*DOCUMENT EXTRACT*
━━━━━━━━━━━━━━━━

Chemical deburring is a process that uses chemical solutions to remove burrs, which dissolve the material to be processed. The chemicals used are tailored to the machining task. This attacks the component at all points, even those that are difficult to reach, but preferably at protruding burrs. These are dissolved more quickly, but not exclusively. Depending on the exposure time in the bath, this results in a more or less pronounced processing of the surface by reducing roughness. The process is particularly suitable for complex geometries and areas that are difficult to access, as the solution is able to reach all burrs with ease. Industrially, it is mostly used for unalloyed steels as bulk material, as a particularly efficient deburring effect is possible here.

One of the strengths of chemical deburring lies in its ability to deburr evenly and gently. Particularly in the case of fine burrs, this ensures reliable removal with short cycle times. However, it is important to exercise extreme caution when handling the chemical solutions, as these are generally highly hazardous to the environment and health.

Deburring by vibratory finishing uses abrasives and water to remove burrs from metal components. This process is particularly suitable for less complex parts without areas that are difficult to access. It enables uniform processing and generally contributes to improving the surface quality at the same time.

━━━━━━━━━━━━━━━━

*DATA SHOWN*

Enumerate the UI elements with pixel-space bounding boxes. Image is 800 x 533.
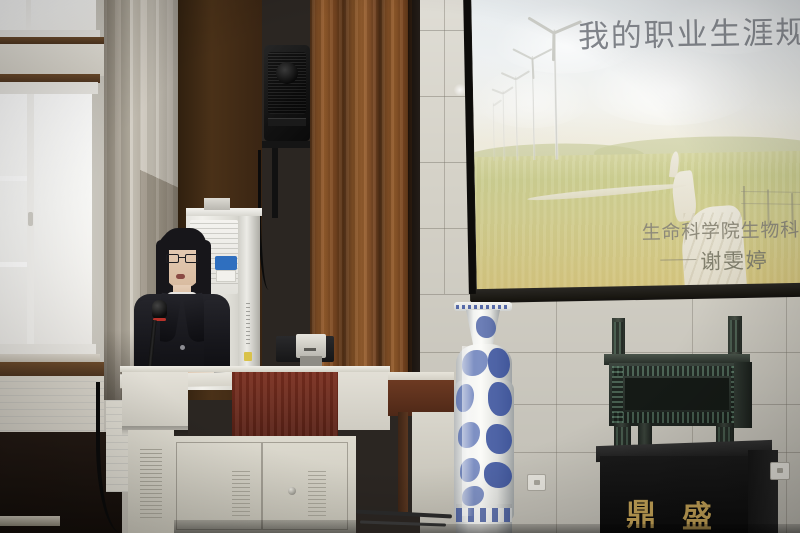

━━━━━━━━━━━━━━━━

*TO-DO LIST*
(1) Quote every sentence in the deburring passage that contains the word "particularly," in the order in which they appear.
(2) Continue the deburring passage beyond its final sentence.

*IN RESPONSE*
(1)
1. The process is particularly suitable for complex geometries and areas that are difficult to access, as the solution is able to reach all burrs with ease.
2. Industrially, it is mostly used for unalloyed steels as bulk material, as a particularly efficient deburring effect is possible here.
3. Particularly in the case of fine burrs, this ensures reliable removal with short cycle times.
4. This process is particularly suitable for less complex parts without areas that are difficult to access.

(2)
The strengths of mass finishing lie in its adaptability to different shapes and materials as well as the ability to deburr various geometries simultaneously. As the system technology is established and inexpensive, processes can often be set up with low investment and operating costs.

The maximum component size for mass finishing is limited by the system. However, it is more time-consuming than some other methods and can lead to surface changes if handled incorrectly.

Electrochemical deburring is a precise process based on electrochemical reactions to remove burrs from metal components. The component, the counter electrode and an electrolyte form an electrochemical cell in which protruding surface features such as roughness peaks and burrs are specifically removed under a DC voltage. Basically, it is the opposite of electroplating. The removed metal accumulates in the electrolyte and must be removed from it. Electrochemical deburring is often used to remove burrs from hard-to-reach areas or complex geometries.

The strengths of this process lie in its precision and independence from the hardness of the material. This means that even hardened metal components that would pose a mechanical challenge can be processed without any problems. The fast deburring effect enables one of the fastest cycle times of all deburring processes.

The main disadvantage is the geometry-specific tool cathode. This requires a corresponding initial investment for each new component shape. In addition, electrochemical deburring requires specialized equipment and expertise as well as precise knowledge of material compatibility, as not all metals are suitable for the process. Furthermore, the technology is only suitable for metal parts with fine and very consistent burrs, as larger ones can protrude beyond the working gap to the cathode and lead to a short circuit.

Ultrasonic deburring does not work through the ultrasonic waves themselves, but utilizes the inertia of water. In this process, the component is placed in a process water basin, accompanied by a sonotrode - an ultrasonic transducer - guided close to the burr. This oscillates back and forth so quickly that the surrounding medium cannot keep up and implodes in so-called cavitation bubbles. This causes a highly accelerated jet of water to be ejected, which tears off burrs in a process-safe manner.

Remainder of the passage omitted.